- [Aim of the exercise] Every record that follows should be printed verbatim.

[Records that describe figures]
####
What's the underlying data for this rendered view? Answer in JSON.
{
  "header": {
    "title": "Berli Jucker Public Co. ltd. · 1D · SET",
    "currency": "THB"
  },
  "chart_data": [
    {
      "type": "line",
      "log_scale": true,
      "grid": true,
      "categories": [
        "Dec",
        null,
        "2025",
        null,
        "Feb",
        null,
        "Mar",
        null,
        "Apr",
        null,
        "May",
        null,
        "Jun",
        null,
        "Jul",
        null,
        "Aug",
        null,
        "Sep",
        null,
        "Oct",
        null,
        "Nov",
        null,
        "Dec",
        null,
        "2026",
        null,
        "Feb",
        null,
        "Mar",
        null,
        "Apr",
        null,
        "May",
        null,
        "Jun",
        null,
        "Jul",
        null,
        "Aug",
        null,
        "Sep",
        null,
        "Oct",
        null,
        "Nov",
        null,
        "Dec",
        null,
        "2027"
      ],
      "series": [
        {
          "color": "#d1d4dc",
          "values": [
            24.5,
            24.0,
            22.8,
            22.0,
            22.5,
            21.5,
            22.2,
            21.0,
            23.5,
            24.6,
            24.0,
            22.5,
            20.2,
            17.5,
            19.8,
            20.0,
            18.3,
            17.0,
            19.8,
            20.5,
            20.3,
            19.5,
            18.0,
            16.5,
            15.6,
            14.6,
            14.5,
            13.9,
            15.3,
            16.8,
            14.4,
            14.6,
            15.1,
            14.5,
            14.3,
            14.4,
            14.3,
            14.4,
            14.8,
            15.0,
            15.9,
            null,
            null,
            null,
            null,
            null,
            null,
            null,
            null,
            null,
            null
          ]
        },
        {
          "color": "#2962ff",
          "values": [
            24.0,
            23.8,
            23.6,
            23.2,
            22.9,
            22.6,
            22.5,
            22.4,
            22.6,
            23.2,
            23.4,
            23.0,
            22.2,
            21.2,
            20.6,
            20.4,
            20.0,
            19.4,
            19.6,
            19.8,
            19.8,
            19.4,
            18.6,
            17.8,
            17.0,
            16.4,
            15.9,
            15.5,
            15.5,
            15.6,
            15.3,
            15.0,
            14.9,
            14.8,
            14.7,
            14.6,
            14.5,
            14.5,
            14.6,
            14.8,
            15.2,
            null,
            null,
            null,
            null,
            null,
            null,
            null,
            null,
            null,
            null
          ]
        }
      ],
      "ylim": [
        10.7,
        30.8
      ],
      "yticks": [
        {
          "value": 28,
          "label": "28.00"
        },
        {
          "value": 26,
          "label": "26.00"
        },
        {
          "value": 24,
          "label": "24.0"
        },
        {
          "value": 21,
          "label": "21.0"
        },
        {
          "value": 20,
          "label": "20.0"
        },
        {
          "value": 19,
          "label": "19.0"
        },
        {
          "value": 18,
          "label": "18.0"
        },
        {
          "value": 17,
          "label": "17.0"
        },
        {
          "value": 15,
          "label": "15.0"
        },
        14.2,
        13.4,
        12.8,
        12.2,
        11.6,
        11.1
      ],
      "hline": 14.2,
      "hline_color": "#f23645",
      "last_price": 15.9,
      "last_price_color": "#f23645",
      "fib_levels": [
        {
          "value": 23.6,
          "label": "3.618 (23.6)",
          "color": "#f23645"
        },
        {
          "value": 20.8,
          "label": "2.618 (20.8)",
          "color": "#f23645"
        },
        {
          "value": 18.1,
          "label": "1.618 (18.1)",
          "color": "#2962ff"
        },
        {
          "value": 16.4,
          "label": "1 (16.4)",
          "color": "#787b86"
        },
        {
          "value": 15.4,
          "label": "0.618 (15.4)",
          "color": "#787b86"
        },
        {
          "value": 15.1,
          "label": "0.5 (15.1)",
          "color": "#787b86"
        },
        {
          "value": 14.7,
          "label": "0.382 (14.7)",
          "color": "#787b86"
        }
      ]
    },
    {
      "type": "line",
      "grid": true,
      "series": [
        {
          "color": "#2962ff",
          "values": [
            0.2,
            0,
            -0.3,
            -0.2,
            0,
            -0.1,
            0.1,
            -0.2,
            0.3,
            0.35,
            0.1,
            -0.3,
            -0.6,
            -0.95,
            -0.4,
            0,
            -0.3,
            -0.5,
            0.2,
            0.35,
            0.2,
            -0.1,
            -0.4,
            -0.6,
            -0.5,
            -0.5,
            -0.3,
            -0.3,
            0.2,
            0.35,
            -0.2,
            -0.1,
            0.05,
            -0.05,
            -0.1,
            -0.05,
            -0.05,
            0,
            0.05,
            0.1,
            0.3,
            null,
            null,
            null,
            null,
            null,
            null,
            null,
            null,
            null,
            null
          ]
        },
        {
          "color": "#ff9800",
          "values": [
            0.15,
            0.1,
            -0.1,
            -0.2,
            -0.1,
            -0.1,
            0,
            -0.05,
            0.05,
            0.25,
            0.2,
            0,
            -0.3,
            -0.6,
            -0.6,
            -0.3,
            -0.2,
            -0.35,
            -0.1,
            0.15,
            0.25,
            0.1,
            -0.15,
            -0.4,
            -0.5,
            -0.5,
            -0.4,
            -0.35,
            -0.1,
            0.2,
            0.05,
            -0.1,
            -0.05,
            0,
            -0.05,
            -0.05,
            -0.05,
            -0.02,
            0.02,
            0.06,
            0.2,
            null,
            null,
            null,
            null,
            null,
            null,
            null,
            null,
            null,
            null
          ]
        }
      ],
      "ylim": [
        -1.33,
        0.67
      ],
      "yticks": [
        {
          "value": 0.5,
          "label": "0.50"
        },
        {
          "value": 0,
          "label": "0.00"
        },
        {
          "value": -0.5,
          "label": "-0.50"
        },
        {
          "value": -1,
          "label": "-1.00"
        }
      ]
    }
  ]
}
####
- [Exercise result]
What's the underlying data for this rendered view? Answer in JSON.
{
  "header": {
    "title": "Berli Jucker Public Co. ltd. · 1D · SET",
    "currency": "THB"
  },
  "chart_data": [
    {
      "type": "line",
      "log_scale": true,
      "grid": true,
      "categories": [
        "Dec",
        null,
        "2025",
        null,
        "Feb",
        null,
        "Mar",
        null,
        "Apr",
        null,
        "May",
        null,
        "Jun",
        null,
        "Jul",
        null,
        "Aug",
        null,
        "Sep",
        null,
        "Oct",
        null,
        "Nov",
        null,
        "Dec",
        null,
        "2026",
        null,
        "Feb",
        null,
        "Mar",
        null,
        "Apr",
        null,
        "May",
        null,
        "Jun",
        null,
        "Jul",
        null,
        "Aug",
        null,
        "Sep",
        null,
        "Oct",
        null,
        "Nov",
        null,
        "Dec",
        null,
        "2027"
      ],
      "series": [
        {
          "color": "#d1d4dc",
          "values": [
            24.5,
            24.0,
            22.8,
            22.0,
            22.5,
            21.5,
            22.2,
            21.0,
            23.5,
            24.6,
            24.0,
            22.5,
            20.2,
            17.5,
            19.8,
            20.0,
            18.3,
            17.0,
            19.8,
            20.5,
            20.3,
            19.5,
            18.0,
            16.5,
            15.6,
            14.6,
            14.5,
            13.9,
            15.3,
            16.8,
            14.4,
            14.6,
            15.1,
            14.5,
            14.3,
            14.4,
            14.3,
            14.4,
            14.8,
            15.0,
            15.9,
            null,
            null,
            null,
            null,
            null,
            null,
            null,
            null,
            null,
            null
          ]
        },
        {
          "color": "#2962ff",
          "values": [
            24.0,
            23.8,
            23.6,
            23.2,
            22.9,
            22.6,
            22.5,
            22.4,
            22.6,
            23.2,
            23.4,
            23.0,
            22.2,
            21.2,
            20.6,
            20.4,
            20.0,
            19.4,
            19.6,
            19.8,
            19.8,
            19.4,
            18.6,
            17.8,
            17.0,
            16.4,
            15.9,
            15.5,
            15.5,
            15.6,
            15.3,
            15.0,
            14.9,
            14.8,
            14.7,
            14.6,
            14.5,
            14.5,
            14.6,
            14.8,
            15.2,
            null,
            null,
            null,
            null,
            null,
            null,
            null,
            null,
            null,
            null
          ]
        }
      ],
      "ylim": [
        10.7,
        30.8
      ],
      "yticks": [
        {
          "value": 28,
          "label": "28.00"
        },
        {
          "value": 26,
          "label": "26.00"
        },
        {
          "value": 24,
          "label": "24.0"
        },
        {
          "value": 21,
          "label": "21.0"
        },
        {
          "value": 20,
          "label": "20.0"
        },
        {
          "value": 19,
          "label": "19.0"
        },
        {
          "value": 18,
          "label": "18.0"
        },
        {
          "value": 17,
          "label": "17.0"
        },
        {
          "value": 15,
          "label": "15.0"
        },
        14.2,
        13.4,
        12.8,
        12.2,
        11.6,
        11.1
      ],
      "hline": 14.2,
      "hline_color": "#f23645",
      "last_price": 15.9,
      "last_price_color": "#f23645",
      "fib_levels": [
        {
          "value": 23.6,
          "label": "3.618 (23.6)",
          "color": "#f23645"
        },
        {
          "value": 20.8,
          "label": "2.618 (20.8)",
          "color": "#f23645"
        },
        {
          "value": 18.1,
          "label": "1.618 (18.1)",
          "color": "#2962ff"
        },
        {
          "value": 16.4,
          "label": "1 (16.4)",
          "color": "#787b86"
        },
        {
          "value": 15.4,
          "label": "0.618 (15.4)",
          "color": "#787b86"
        },
        {
          "value": 15.1,
          "label": "0.5 (15.1)",
          "color": "#787b86"
        },
        {
          "value": 14.7,
          "label": "0.382 (14.7)",
          "color": "#787b86"
        }
      ]
    },
    {
      "type": "line",
      "grid": true,
      "series": [
        {
          "color": "#2962ff",
          "values": [
            0.2,
            0,
            -0.3,
            -0.2,
            0,
            -0.1,
            0.1,
            -0.2,
            0.3,
            0.35,
            0.1,
            -0.3,
            -0.6,
            -0.95,
            -0.4,
            0,
            -0.3,
            -0.5,
            0.2,
            0.35,
            0.2,
            -0.1,
            -0.4,
            -0.6,
            -0.5,
            -0.5,
            -0.3,
            -0.3,
            0.2,
            0.35,
            -0.2,
            -0.1,
            0.05,
            -0.05,
            -0.1,
            -0.05,
            -0.05,
            0,
            0.05,
            0.1,
            0.3,
            null,
            null,
            null,
            null,
            null,
            null,
            null,
            null,
            null,
            null
          ]
        },
        {
          "color": "#ff9800",
          "values": [
            0.15,
            0.1,
            -0.1,
            -0.2,
            -0.1,
            -0.1,
            0,
            -0.05,
            0.05,
            0.25,
            0.2,
            0,
            -0.3,
            -0.6,
            -0.6,
            -0.3,
            -0.2,
            -0.35,
            -0.1,
            0.15,
            0.25,
            0.1,
            -0.15,
            -0.4,
            -0.5,
            -0.5,
            -0.4,
            -0.35,
            -0.1,
            0.2,
            0.05,
            -0.1,
            -0.05,
            0,
            -0.05,
            -0.05,
            -0.05,
            -0.02,
            0.02,
            0.06,
            0.2,
            null,
            null,
            null,
            null,
            null,
            null,
            null,
            null,
            null,
            null
          ]
        }
      ],
      "ylim": [
        -1.33,
        0.67
      ],
      "yticks": [
        {
          "value": 0.5,
          "label": "0.50"
        },
        {
          "value": 0,
          "label": "0.00"
        },
        {
          "value": -0.5,
          "label": "-0.50"
        },
        {
          "value": -1,
          "label": "-1.00"
        }
      ]
    }
  ]
}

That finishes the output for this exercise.